WHAT IS REQUIRED
Go through the records and show each line where the word "data" occurs.

## begin

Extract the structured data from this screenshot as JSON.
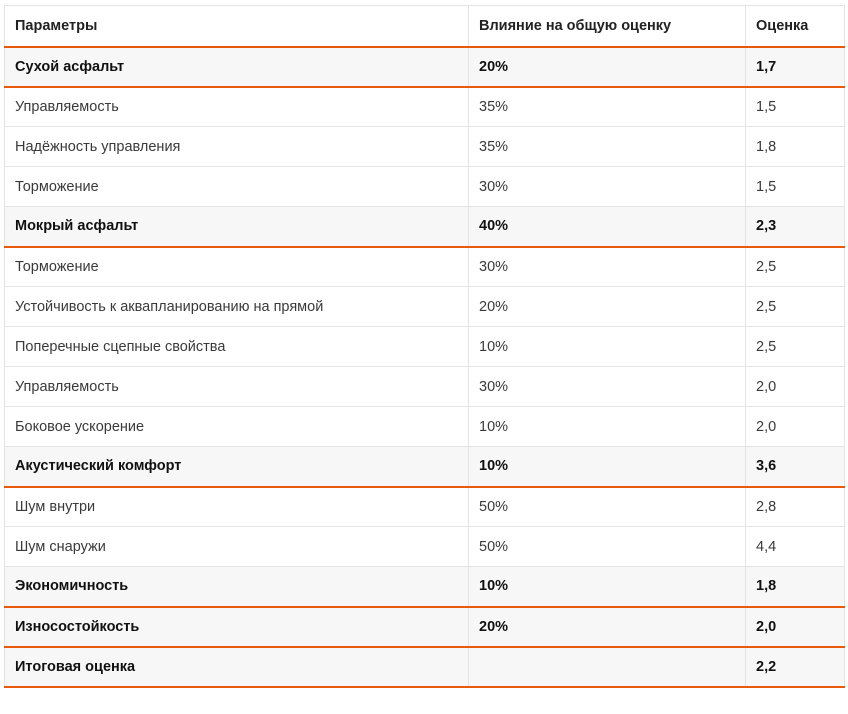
{
  "table": {
    "headers": [
      "Параметры",
      "Влияние на общую оценку",
      "Оценка"
    ],
    "rows": [
      {
        "type": "section",
        "param": "Сухой асфальт",
        "weight": "20%",
        "score": "1,7"
      },
      {
        "type": "item",
        "param": "Управляемость",
        "weight": "35%",
        "score": "1,5"
      },
      {
        "type": "item",
        "param": "Надёжность управления",
        "weight": "35%",
        "score": "1,8"
      },
      {
        "type": "item",
        "param": "Торможение",
        "weight": "30%",
        "score": "1,5"
      },
      {
        "type": "section",
        "param": "Мокрый асфальт",
        "weight": "40%",
        "score": "2,3"
      },
      {
        "type": "item",
        "param": "Торможение",
        "weight": "30%",
        "score": "2,5"
      },
      {
        "type": "item",
        "param": "Устойчивость к аквапланированию на прямой",
        "weight": "20%",
        "score": "2,5"
      },
      {
        "type": "item",
        "param": "Поперечные сцепные свойства",
        "weight": "10%",
        "score": "2,5"
      },
      {
        "type": "item",
        "param": "Управляемость",
        "weight": "30%",
        "score": "2,0"
      },
      {
        "type": "item",
        "param": "Боковое ускорение",
        "weight": "10%",
        "score": "2,0"
      },
      {
        "type": "section",
        "param": "Акустический комфорт",
        "weight": "10%",
        "score": "3,6"
      },
      {
        "type": "item",
        "param": "Шум внутри",
        "weight": "50%",
        "score": "2,8"
      },
      {
        "type": "item",
        "param": "Шум снаружи",
        "weight": "50%",
        "score": "4,4"
      },
      {
        "type": "section",
        "param": "Экономичность",
        "weight": "10%",
        "score": "1,8"
      },
      {
        "type": "section",
        "param": "Износостойкость",
        "weight": "20%",
        "score": "2,0"
      },
      {
        "type": "total",
        "param": "Итоговая оценка",
        "weight": "",
        "score": "2,2"
      }
    ]
  },
  "colors": {
    "accent": "#e8590c",
    "section_bg": "#f7f7f7"
  }
}
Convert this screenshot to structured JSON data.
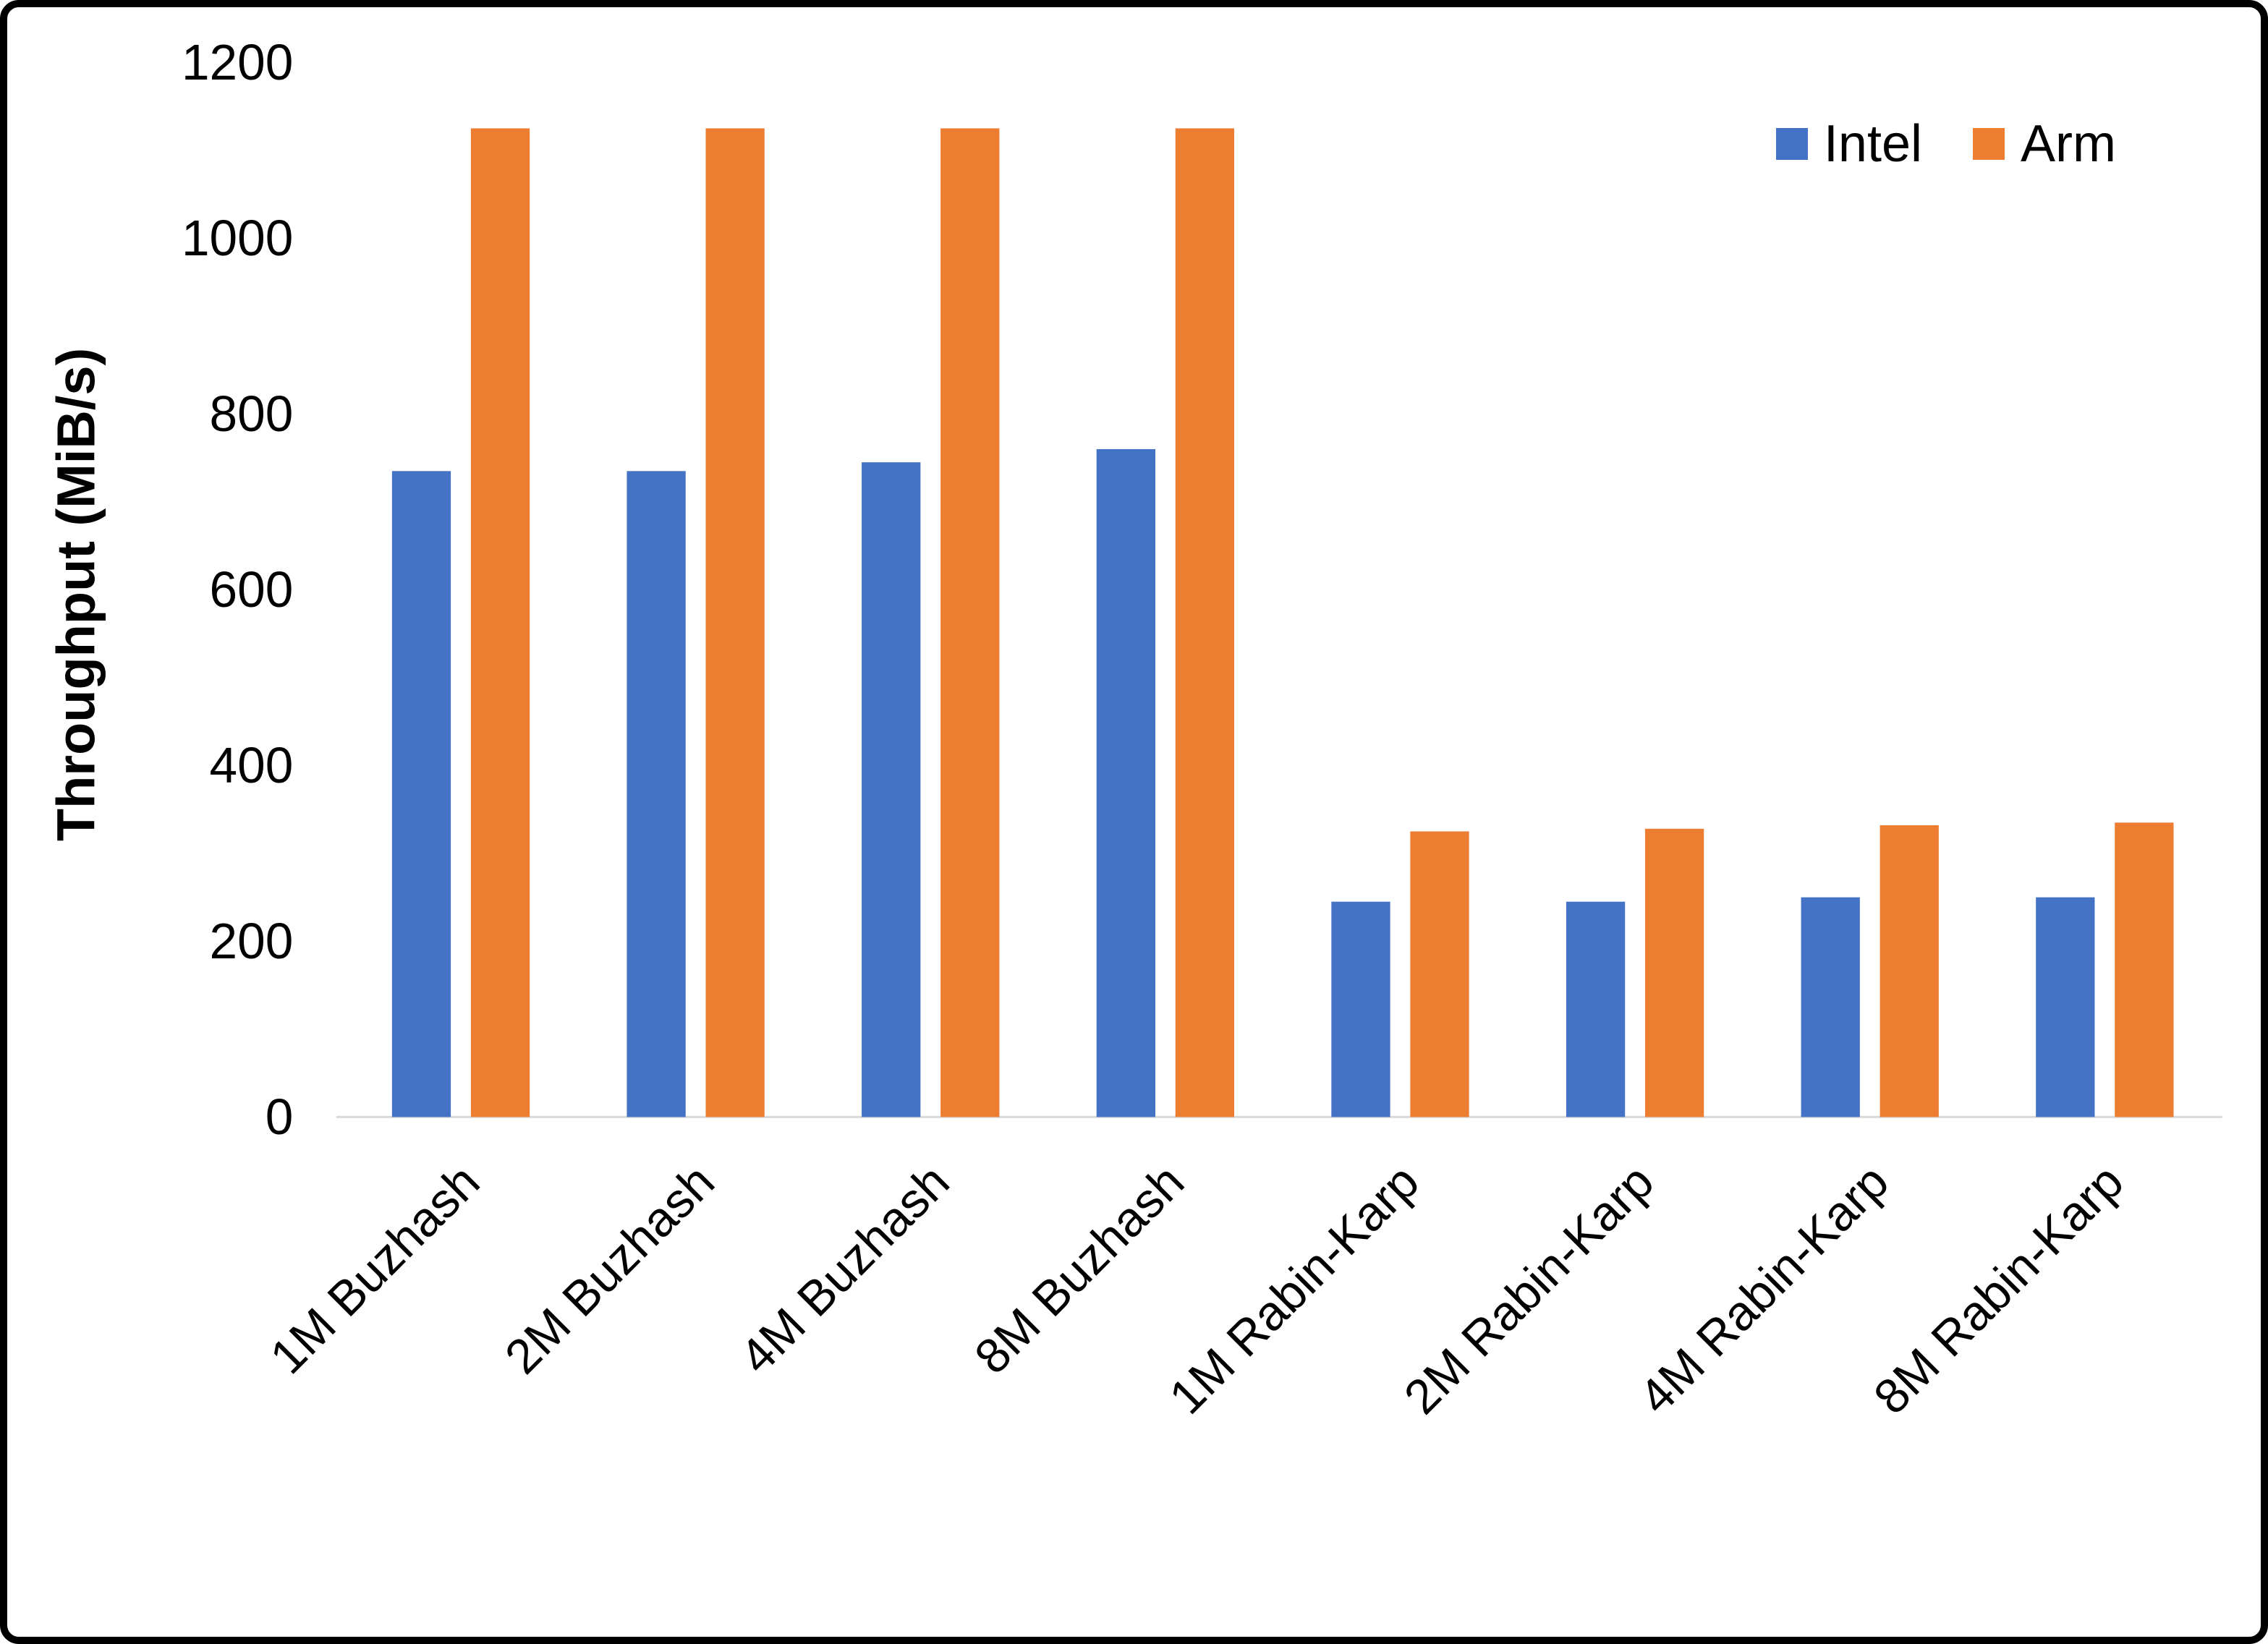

## end

RESULT FOR THIS EXERCISE
Extract the structured data from this screenshot as JSON.
Convert this screenshot to structured JSON data.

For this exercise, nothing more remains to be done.